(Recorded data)
##########

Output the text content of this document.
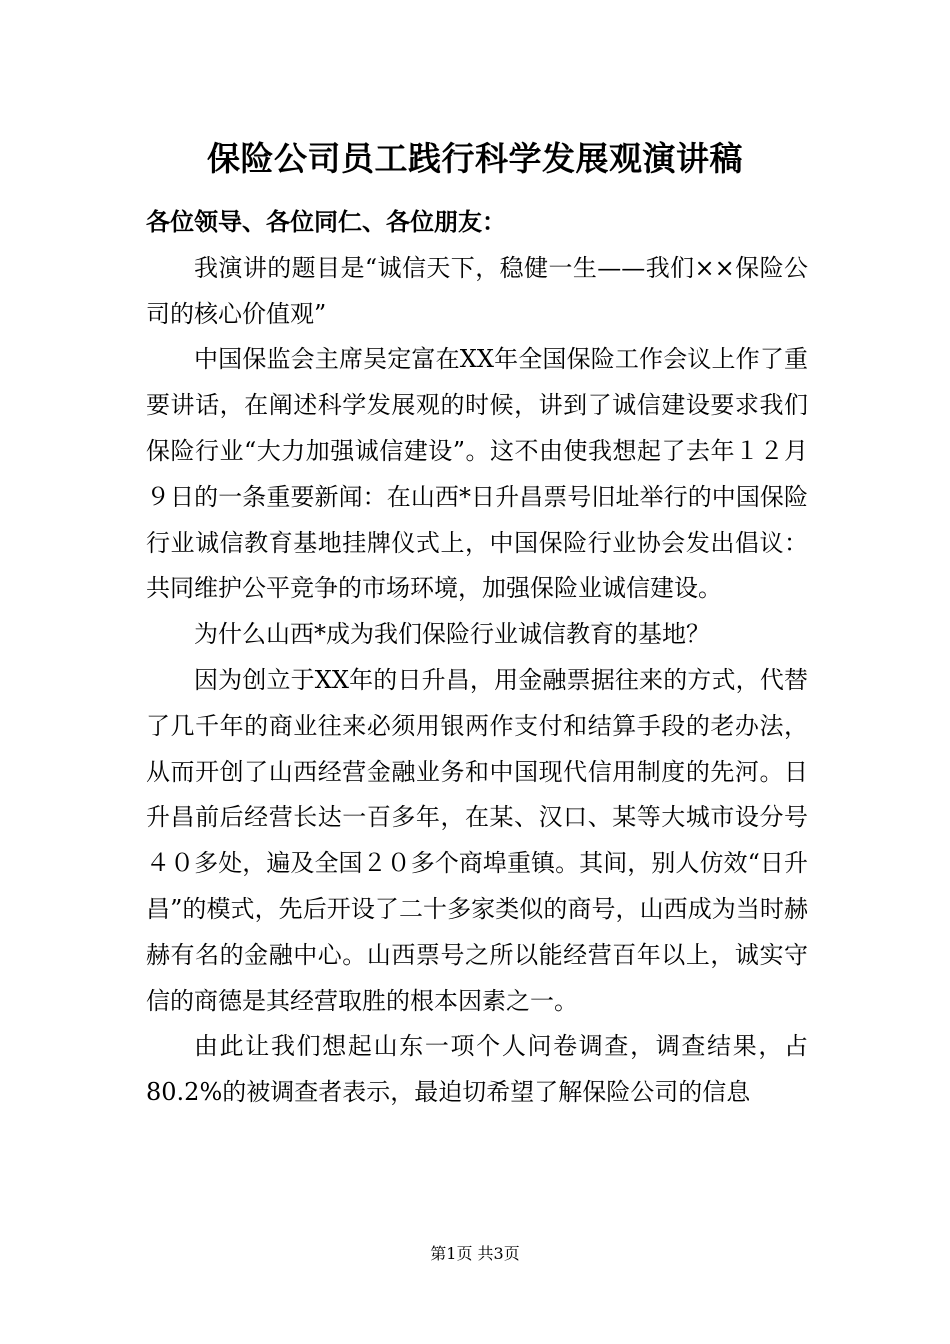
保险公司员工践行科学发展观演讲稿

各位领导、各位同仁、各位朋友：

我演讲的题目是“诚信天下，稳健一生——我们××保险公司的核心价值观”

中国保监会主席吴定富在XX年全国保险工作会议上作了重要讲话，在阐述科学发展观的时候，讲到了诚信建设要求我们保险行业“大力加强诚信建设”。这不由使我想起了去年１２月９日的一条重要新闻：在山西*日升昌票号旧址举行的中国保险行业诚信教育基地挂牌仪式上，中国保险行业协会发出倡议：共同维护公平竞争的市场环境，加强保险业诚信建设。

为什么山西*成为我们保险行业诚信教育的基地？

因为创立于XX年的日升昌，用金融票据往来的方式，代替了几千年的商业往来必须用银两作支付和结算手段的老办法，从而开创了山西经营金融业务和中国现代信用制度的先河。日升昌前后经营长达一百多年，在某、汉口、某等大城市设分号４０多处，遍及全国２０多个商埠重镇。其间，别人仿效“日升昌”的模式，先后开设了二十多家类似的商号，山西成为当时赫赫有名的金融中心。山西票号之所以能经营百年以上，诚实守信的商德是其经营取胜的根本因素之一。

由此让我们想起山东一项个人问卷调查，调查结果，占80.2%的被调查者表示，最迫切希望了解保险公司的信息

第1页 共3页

##########

[Exercise details]: Reproduce the material above in full and without alteration, but skip all pictures.

[Problem solution]:
Output the text content of this document.
保险公司员工践行科学发展观演讲稿

各位领导、各位同仁、各位朋友：

我演讲的题目是“诚信天下，稳健一生——我们××保险公司的核心价值观”

中国保监会主席吴定富在XX年全国保险工作会议上作了重要讲话，在阐述科学发展观的时候，讲到了诚信建设要求我们保险行业“大力加强诚信建设”。这不由使我想起了去年１２月９日的一条重要新闻：在山西*日升昌票号旧址举行的中国保险行业诚信教育基地挂牌仪式上，中国保险行业协会发出倡议：共同维护公平竞争的市场环境，加强保险业诚信建设。

为什么山西*成为我们保险行业诚信教育的基地？

因为创立于XX年的日升昌，用金融票据往来的方式，代替了几千年的商业往来必须用银两作支付和结算手段的老办法，从而开创了山西经营金融业务和中国现代信用制度的先河。日升昌前后经营长达一百多年，在某、汉口、某等大城市设分号４０多处，遍及全国２０多个商埠重镇。其间，别人仿效“日升昌”的模式，先后开设了二十多家类似的商号，山西成为当时赫赫有名的金融中心。山西票号之所以能经营百年以上，诚实守信的商德是其经营取胜的根本因素之一。

由此让我们想起山东一项个人问卷调查，调查结果，占80.2%的被调查者表示，最迫切希望了解保险公司的信息

第1页 共3页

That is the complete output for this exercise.